(REQUIRED ACTIONS)
A) Does each statement agree with the text below on Komarnisky's research? Answer yes or no for each and quote the deciding words. (i) The research follows a sampling of people in Anchorage and in Acuitzio del Canje. (ii) The three generations studied date back to 1953 in Alaska. (iii) Komarnisky's master's research traced the migration of workers between Acuitzio and Anchorage.
B) In the text below on Komarnisky's research, what are the answers to these questions?
(i) Who sponsored the event where Komarnisky presented her early findings?
(ii) Besides Alaska, where will her observations have taken place?
(iii) What does one of the first slides in her PowerPoint presentation read?

(EXTRACTED TEXT)
Komarnisky's ethnographic research follows a sampling of people in Anchorage and in Acuitzio del Canje to determine how they create and live in what she terms a "transnational space." She presented some of her early research findings, discussed how her project began and simplified some anthropology terminology for the diverse audience in attendance at the ISER-sponsored event.

Ethnographers immerse themselves in the social world of the people they are studying, and Komarnisky's final research outcomes, detailing the movements, interactions and perceptions of the three generations (dating back to 1953 in Alaska) who consider both Anchorage and Acuitzio del Canje home, will be based on years of observations in both Alaska and Michoacán, dozens of interviews and some archival research.

"What? There are Mexicans in Alaska?" reads one of the first slides in Komarnisky's PowerPoint presentation. Komarnisky was struck by how often people greeted this population fact with surprise when she presented the results of her master's research tracing the interchange of foods and food culture between Acuitzio and Anchorage, and it motivated her to broaden her study. Why that disconnect?

Stored data:
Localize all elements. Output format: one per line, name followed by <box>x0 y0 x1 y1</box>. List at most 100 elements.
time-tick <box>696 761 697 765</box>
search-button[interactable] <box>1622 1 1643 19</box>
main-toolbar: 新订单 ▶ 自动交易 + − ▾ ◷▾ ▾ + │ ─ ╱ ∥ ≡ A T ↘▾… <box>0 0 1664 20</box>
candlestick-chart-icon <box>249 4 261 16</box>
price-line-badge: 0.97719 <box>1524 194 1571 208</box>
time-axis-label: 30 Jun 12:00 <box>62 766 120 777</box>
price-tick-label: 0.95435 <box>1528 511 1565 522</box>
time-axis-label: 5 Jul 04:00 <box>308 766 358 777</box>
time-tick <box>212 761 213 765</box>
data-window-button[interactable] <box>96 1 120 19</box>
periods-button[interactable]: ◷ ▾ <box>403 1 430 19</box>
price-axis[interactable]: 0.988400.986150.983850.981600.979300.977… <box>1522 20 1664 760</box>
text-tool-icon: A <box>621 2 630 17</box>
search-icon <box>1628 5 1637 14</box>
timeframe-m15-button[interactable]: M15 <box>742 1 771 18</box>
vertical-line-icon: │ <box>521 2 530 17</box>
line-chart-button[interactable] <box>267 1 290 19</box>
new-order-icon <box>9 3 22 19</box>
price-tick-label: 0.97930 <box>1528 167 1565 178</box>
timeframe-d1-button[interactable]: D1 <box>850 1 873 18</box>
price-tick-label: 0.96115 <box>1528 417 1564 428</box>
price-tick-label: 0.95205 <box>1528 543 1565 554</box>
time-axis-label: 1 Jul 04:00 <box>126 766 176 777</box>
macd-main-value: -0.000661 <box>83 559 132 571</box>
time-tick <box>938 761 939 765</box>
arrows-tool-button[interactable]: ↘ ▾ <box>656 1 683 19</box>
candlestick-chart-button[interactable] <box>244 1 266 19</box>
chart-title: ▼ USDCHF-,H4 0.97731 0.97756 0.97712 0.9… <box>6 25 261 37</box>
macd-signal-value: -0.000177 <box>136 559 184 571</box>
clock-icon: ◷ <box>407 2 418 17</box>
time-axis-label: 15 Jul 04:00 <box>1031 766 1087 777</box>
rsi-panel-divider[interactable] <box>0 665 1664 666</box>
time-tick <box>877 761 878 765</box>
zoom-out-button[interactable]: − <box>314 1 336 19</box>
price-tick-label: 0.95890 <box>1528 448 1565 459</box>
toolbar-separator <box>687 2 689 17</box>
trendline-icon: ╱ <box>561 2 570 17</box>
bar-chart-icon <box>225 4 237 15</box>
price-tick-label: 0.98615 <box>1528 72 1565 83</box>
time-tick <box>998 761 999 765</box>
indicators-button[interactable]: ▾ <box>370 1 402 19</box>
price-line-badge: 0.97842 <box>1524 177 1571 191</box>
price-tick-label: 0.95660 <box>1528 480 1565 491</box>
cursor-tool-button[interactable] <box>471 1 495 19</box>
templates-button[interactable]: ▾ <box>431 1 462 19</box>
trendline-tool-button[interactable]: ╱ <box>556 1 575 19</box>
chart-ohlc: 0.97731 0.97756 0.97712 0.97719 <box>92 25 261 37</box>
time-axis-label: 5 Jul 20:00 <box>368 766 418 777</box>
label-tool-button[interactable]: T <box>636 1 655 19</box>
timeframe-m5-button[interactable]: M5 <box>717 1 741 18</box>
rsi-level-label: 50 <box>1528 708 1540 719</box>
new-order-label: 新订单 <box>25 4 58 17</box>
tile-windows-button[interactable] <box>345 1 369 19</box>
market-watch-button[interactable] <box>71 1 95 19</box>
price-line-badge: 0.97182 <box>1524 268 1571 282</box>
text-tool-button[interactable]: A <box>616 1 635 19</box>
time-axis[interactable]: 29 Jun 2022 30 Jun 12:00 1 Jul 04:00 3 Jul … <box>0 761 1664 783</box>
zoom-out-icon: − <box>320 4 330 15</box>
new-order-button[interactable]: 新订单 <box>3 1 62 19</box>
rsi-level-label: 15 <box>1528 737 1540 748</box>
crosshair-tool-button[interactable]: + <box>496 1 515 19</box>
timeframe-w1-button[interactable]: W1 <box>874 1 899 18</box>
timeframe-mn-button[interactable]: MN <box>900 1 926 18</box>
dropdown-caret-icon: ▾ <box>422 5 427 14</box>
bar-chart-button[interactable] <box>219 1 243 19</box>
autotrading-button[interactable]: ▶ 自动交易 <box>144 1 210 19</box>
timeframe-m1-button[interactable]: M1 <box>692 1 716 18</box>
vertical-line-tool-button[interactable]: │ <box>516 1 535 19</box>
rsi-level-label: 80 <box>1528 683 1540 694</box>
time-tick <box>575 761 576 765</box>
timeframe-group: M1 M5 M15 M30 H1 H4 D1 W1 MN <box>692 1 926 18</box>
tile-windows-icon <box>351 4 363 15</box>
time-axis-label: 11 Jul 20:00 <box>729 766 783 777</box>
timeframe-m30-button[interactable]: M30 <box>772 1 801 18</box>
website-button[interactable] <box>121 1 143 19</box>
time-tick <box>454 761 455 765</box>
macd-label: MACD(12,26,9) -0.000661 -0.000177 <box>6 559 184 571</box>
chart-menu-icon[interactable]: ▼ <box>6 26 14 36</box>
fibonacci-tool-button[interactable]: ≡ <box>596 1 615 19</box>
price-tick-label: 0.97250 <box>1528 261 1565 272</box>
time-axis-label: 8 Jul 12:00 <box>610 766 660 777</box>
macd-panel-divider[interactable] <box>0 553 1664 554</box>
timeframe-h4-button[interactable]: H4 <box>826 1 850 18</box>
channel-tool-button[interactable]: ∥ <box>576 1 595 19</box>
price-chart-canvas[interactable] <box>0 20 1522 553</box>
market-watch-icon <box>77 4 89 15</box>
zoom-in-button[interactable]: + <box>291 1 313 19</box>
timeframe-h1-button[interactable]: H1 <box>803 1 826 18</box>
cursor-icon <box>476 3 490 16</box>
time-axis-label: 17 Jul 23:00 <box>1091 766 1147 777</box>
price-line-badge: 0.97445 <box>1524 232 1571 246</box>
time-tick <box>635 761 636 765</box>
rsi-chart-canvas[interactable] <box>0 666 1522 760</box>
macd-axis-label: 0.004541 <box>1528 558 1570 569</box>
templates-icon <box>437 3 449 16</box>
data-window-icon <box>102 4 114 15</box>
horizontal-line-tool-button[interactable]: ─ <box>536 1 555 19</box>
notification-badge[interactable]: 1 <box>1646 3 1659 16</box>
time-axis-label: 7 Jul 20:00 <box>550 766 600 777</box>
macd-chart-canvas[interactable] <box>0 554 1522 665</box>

(ANSWERS FOR THIS EXERCISE)
A)
(i) Yes: "follows a sampling of people in Anchorage and in Acuitzio del Canje"
(ii) Yes: "dating back to 1953 in Alaska"
(iii) No: "tracing the interchange of foods and food culture between Acuitzio and Anchorage"

B)
(i) ISER
(ii) Michoacán
(iii) "What? There are Mexicans in Alaska?"